> **STATED PROBLEM**
Print all of the data exactly.
-- BEGIN RECORD SET --
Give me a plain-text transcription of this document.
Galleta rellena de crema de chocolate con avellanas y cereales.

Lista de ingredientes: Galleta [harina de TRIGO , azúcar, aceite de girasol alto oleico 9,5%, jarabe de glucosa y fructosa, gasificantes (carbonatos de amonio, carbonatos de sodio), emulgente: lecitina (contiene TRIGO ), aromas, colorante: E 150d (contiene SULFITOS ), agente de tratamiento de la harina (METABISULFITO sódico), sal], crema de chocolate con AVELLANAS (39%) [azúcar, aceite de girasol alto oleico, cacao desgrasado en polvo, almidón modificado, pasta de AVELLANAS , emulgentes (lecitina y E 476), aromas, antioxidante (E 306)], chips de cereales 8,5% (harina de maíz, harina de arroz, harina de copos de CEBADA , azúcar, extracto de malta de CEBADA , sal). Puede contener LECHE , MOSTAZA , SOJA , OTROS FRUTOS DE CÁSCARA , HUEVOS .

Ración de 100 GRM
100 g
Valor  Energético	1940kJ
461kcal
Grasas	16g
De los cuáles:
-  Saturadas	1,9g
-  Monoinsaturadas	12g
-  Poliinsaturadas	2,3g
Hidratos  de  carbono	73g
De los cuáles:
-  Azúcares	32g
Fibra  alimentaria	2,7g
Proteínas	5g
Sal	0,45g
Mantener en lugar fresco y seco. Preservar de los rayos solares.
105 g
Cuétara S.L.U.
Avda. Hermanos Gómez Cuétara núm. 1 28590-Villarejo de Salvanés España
-- END RECORD SET --
> **REPLY**
Give me a plain-text transcription of this document.
Galleta rellena de crema de chocolate con avellanas y cereales.

Lista de ingredientes: Galleta [harina de TRIGO , azúcar, aceite de girasol alto oleico 9,5%, jarabe de glucosa y fructosa, gasificantes (carbonatos de amonio, carbonatos de sodio), emulgente: lecitina (contiene TRIGO ), aromas, colorante: E 150d (contiene SULFITOS ), agente de tratamiento de la harina (METABISULFITO sódico), sal], crema de chocolate con AVELLANAS (39%) [azúcar, aceite de girasol alto oleico, cacao desgrasado en polvo, almidón modificado, pasta de AVELLANAS , emulgentes (lecitina y E 476), aromas, antioxidante (E 306)], chips de cereales 8,5% (harina de maíz, harina de arroz, harina de copos de CEBADA , azúcar, extracto de malta de CEBADA , sal). Puede contener LECHE , MOSTAZA , SOJA , OTROS FRUTOS DE CÁSCARA , HUEVOS .

Ración de 100 GRM
100 g
Valor  Energético	1940kJ
461kcal
Grasas	16g
De los cuáles:
-  Saturadas	1,9g
-  Monoinsaturadas	12g
-  Poliinsaturadas	2,3g
Hidratos  de  carbono	73g
De los cuáles:
-  Azúcares	32g
Fibra  alimentaria	2,7g
Proteínas	5g
Sal	0,45g
Mantener en lugar fresco y seco. Preservar de los rayos solares.
105 g
Cuétara S.L.U.
Avda. Hermanos Gómez Cuétara núm. 1 28590-Villarejo de Salvanés España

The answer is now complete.